GOAL: Copy out every item below word for word, keeping each line unchanged and in the same order.

DATA EXTRACT:
• • • •

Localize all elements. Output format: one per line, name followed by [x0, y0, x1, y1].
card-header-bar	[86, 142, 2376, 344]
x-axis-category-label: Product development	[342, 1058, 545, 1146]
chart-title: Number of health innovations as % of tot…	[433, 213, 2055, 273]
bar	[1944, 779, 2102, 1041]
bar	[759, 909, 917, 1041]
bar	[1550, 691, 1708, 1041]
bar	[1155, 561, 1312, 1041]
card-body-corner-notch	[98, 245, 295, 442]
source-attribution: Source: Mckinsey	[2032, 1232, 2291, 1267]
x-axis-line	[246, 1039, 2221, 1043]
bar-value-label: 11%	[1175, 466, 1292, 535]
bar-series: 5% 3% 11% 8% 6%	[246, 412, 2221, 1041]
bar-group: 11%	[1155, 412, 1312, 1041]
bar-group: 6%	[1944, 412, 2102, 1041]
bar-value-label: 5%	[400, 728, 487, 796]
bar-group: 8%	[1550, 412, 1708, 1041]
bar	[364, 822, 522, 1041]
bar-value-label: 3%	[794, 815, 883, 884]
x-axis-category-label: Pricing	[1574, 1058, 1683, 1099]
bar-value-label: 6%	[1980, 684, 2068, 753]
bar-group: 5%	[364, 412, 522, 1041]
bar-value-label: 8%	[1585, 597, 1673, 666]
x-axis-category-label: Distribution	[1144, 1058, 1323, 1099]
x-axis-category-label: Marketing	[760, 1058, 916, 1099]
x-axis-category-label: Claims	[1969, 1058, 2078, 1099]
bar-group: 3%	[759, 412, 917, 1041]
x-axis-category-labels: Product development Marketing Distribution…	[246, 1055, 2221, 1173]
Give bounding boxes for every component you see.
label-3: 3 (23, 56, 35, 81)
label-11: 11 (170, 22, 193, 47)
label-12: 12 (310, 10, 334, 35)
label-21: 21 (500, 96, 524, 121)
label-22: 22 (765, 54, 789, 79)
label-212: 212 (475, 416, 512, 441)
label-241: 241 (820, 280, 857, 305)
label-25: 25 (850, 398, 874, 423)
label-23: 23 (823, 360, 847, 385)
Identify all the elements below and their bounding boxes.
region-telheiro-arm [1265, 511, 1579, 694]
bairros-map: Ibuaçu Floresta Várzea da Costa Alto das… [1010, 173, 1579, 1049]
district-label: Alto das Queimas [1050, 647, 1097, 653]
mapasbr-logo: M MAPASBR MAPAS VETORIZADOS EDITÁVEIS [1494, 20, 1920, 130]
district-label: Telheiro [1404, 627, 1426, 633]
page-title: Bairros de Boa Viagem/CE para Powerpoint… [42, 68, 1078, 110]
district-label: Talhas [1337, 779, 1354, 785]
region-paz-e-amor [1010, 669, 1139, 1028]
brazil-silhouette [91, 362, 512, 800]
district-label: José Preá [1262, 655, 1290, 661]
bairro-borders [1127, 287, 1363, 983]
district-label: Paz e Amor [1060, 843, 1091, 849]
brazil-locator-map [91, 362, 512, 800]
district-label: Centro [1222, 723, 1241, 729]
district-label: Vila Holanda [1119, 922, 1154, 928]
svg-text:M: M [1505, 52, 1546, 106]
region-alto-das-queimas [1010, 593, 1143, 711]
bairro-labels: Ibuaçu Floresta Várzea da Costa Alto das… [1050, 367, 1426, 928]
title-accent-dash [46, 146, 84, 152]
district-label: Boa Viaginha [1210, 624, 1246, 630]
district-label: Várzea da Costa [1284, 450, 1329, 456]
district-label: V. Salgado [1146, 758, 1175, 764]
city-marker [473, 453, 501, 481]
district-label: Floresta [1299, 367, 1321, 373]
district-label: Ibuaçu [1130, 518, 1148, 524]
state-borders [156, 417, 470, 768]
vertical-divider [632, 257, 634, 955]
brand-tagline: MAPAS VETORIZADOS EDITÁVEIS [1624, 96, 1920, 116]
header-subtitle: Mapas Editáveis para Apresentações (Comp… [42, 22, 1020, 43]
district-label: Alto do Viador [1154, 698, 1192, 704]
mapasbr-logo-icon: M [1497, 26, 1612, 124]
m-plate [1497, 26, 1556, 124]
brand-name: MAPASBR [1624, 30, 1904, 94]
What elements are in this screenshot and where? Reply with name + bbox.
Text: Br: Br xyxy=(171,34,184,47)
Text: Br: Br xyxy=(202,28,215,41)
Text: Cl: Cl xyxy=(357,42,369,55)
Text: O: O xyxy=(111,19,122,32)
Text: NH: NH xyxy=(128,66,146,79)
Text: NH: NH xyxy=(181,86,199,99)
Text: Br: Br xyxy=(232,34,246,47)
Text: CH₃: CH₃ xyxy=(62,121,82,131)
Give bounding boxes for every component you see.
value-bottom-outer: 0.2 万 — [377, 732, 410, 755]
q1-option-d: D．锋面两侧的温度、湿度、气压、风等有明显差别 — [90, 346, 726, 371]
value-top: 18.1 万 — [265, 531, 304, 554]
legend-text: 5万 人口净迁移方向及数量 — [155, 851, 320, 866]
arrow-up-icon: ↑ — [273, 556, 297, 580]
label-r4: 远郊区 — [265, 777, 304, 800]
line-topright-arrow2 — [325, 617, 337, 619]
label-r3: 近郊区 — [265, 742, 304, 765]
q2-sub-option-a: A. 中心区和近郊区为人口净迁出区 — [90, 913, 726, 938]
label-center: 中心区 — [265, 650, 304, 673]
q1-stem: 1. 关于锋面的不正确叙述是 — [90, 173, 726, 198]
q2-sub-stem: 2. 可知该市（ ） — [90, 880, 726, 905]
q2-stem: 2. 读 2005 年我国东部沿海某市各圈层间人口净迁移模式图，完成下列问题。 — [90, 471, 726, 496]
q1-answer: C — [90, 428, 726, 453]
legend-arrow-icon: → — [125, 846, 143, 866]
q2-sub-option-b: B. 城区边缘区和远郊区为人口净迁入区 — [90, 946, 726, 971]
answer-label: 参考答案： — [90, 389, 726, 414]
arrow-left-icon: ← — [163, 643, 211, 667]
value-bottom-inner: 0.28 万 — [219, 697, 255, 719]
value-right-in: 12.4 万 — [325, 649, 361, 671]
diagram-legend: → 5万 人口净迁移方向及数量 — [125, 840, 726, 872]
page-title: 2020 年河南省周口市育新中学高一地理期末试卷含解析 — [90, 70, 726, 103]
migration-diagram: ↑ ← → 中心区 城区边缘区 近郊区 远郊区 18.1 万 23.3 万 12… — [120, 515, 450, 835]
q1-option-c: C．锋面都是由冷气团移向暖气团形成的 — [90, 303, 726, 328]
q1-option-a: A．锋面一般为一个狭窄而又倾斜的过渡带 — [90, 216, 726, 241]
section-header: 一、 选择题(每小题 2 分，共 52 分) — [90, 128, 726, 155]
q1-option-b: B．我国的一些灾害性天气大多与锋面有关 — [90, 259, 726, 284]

• • • •

ANSWER FOR THE TASK:
Localize all elements. Output format: one per line, name followed by [x0, y0, x1, y1].
card-header-bar	[86, 142, 2376, 344]
x-axis-category-label: Product development	[342, 1058, 545, 1146]
chart-title: Number of health innovations as % of tot…	[433, 213, 2055, 273]
bar	[1944, 779, 2102, 1041]
bar	[759, 909, 917, 1041]
bar	[1550, 691, 1708, 1041]
bar	[1155, 561, 1312, 1041]
card-body-corner-notch	[98, 245, 295, 442]
source-attribution: Source: Mckinsey	[2032, 1232, 2291, 1267]
x-axis-line	[246, 1039, 2221, 1043]
bar-value-label: 11%	[1175, 466, 1292, 535]
bar-series: 5% 3% 11% 8% 6%	[246, 412, 2221, 1041]
bar-group: 11%	[1155, 412, 1312, 1041]
bar-group: 6%	[1944, 412, 2102, 1041]
bar-value-label: 5%	[400, 728, 487, 796]
bar-group: 8%	[1550, 412, 1708, 1041]
bar	[364, 822, 522, 1041]
bar-value-label: 3%	[794, 815, 883, 884]
x-axis-category-label: Pricing	[1574, 1058, 1683, 1099]
bar-value-label: 6%	[1980, 684, 2068, 753]
bar-group: 5%	[364, 412, 522, 1041]
bar-value-label: 8%	[1585, 597, 1673, 666]
x-axis-category-label: Distribution	[1144, 1058, 1323, 1099]
x-axis-category-label: Marketing	[760, 1058, 916, 1099]
x-axis-category-label: Claims	[1969, 1058, 2078, 1099]
bar-group: 3%	[759, 412, 917, 1041]
x-axis-category-labels: Product development Marketing Distribution…	[246, 1055, 2221, 1173]
Give bounding boxes for every component you see.
label-3: 3 (23, 56, 35, 81)
label-11: 11 (170, 22, 193, 47)
label-12: 12 (310, 10, 334, 35)
label-21: 21 (500, 96, 524, 121)
label-22: 22 (765, 54, 789, 79)
label-212: 212 (475, 416, 512, 441)
label-241: 241 (820, 280, 857, 305)
label-25: 25 (850, 398, 874, 423)
label-23: 23 (823, 360, 847, 385)
Identify all the elements below and their bounding boxes.
region-telheiro-arm [1265, 511, 1579, 694]
bairros-map: Ibuaçu Floresta Várzea da Costa Alto das… [1010, 173, 1579, 1049]
district-label: Alto das Queimas [1050, 647, 1097, 653]
mapasbr-logo: M MAPASBR MAPAS VETORIZADOS EDITÁVEIS [1494, 20, 1920, 130]
district-label: Telheiro [1404, 627, 1426, 633]
page-title: Bairros de Boa Viagem/CE para Powerpoint… [42, 68, 1078, 110]
district-label: Talhas [1337, 779, 1354, 785]
region-paz-e-amor [1010, 669, 1139, 1028]
brazil-silhouette [91, 362, 512, 800]
district-label: José Preá [1262, 655, 1290, 661]
bairro-borders [1127, 287, 1363, 983]
district-label: Paz e Amor [1060, 843, 1091, 849]
brazil-locator-map [91, 362, 512, 800]
district-label: Centro [1222, 723, 1241, 729]
district-label: Vila Holanda [1119, 922, 1154, 928]
svg-text:M: M [1505, 52, 1546, 106]
region-alto-das-queimas [1010, 593, 1143, 711]
bairro-labels: Ibuaçu Floresta Várzea da Costa Alto das… [1050, 367, 1426, 928]
title-accent-dash [46, 146, 84, 152]
district-label: Boa Viaginha [1210, 624, 1246, 630]
district-label: Várzea da Costa [1284, 450, 1329, 456]
district-label: V. Salgado [1146, 758, 1175, 764]
city-marker [473, 453, 501, 481]
district-label: Floresta [1299, 367, 1321, 373]
district-label: Ibuaçu [1130, 518, 1148, 524]
state-borders [156, 417, 470, 768]
vertical-divider [632, 257, 634, 955]
brand-tagline: MAPAS VETORIZADOS EDITÁVEIS [1624, 96, 1920, 116]
header-subtitle: Mapas Editáveis para Apresentações (Comp… [42, 22, 1020, 43]
district-label: Alto do Viador [1154, 698, 1192, 704]
mapasbr-logo-icon: M [1497, 26, 1612, 124]
m-plate [1497, 26, 1556, 124]
brand-name: MAPASBR [1624, 30, 1904, 94]
What elements are in this screenshot and where? Reply with name + bbox.
Text: Br: Br xyxy=(171,34,184,47)
Text: Br: Br xyxy=(202,28,215,41)
Text: Cl: Cl xyxy=(357,42,369,55)
Text: O: O xyxy=(111,19,122,32)
Text: NH: NH xyxy=(128,66,146,79)
Text: NH: NH xyxy=(181,86,199,99)
Text: Br: Br xyxy=(232,34,246,47)
Text: CH₃: CH₃ xyxy=(62,121,82,131)
Give bounding boxes for every component you see.
value-bottom-outer: 0.2 万 — [377, 732, 410, 755]
q1-option-d: D．锋面两侧的温度、湿度、气压、风等有明显差别 — [90, 346, 726, 371]
value-top: 18.1 万 — [265, 531, 304, 554]
legend-text: 5万 人口净迁移方向及数量 — [155, 851, 320, 866]
arrow-up-icon: ↑ — [273, 556, 297, 580]
label-r4: 远郊区 — [265, 777, 304, 800]
line-topright-arrow2 — [325, 617, 337, 619]
label-r3: 近郊区 — [265, 742, 304, 765]
q2-sub-option-a: A. 中心区和近郊区为人口净迁出区 — [90, 913, 726, 938]
label-center: 中心区 — [265, 650, 304, 673]
q1-stem: 1. 关于锋面的不正确叙述是 — [90, 173, 726, 198]
q2-sub-stem: 2. 可知该市（ ） — [90, 880, 726, 905]
q2-stem: 2. 读 2005 年我国东部沿海某市各圈层间人口净迁移模式图，完成下列问题。 — [90, 471, 726, 496]
q1-answer: C — [90, 428, 726, 453]
legend-arrow-icon: → — [125, 846, 143, 866]
q2-sub-option-b: B. 城区边缘区和远郊区为人口净迁入区 — [90, 946, 726, 971]
answer-label: 参考答案： — [90, 389, 726, 414]
arrow-left-icon: ← — [163, 643, 211, 667]
value-bottom-inner: 0.28 万 — [219, 697, 255, 719]
value-right-in: 12.4 万 — [325, 649, 361, 671]
diagram-legend: → 5万 人口净迁移方向及数量 — [125, 840, 726, 872]
page-title: 2020 年河南省周口市育新中学高一地理期末试卷含解析 — [90, 70, 726, 103]
migration-diagram: ↑ ← → 中心区 城区边缘区 近郊区 远郊区 18.1 万 23.3 万 12… — [120, 515, 450, 835]
q1-option-c: C．锋面都是由冷气团移向暖气团形成的 — [90, 303, 726, 328]
q1-option-a: A．锋面一般为一个狭窄而又倾斜的过渡带 — [90, 216, 726, 241]
section-header: 一、 选择题(每小题 2 分，共 52 分) — [90, 128, 726, 155]
q1-option-b: B．我国的一些灾害性天气大多与锋面有关 — [90, 259, 726, 284]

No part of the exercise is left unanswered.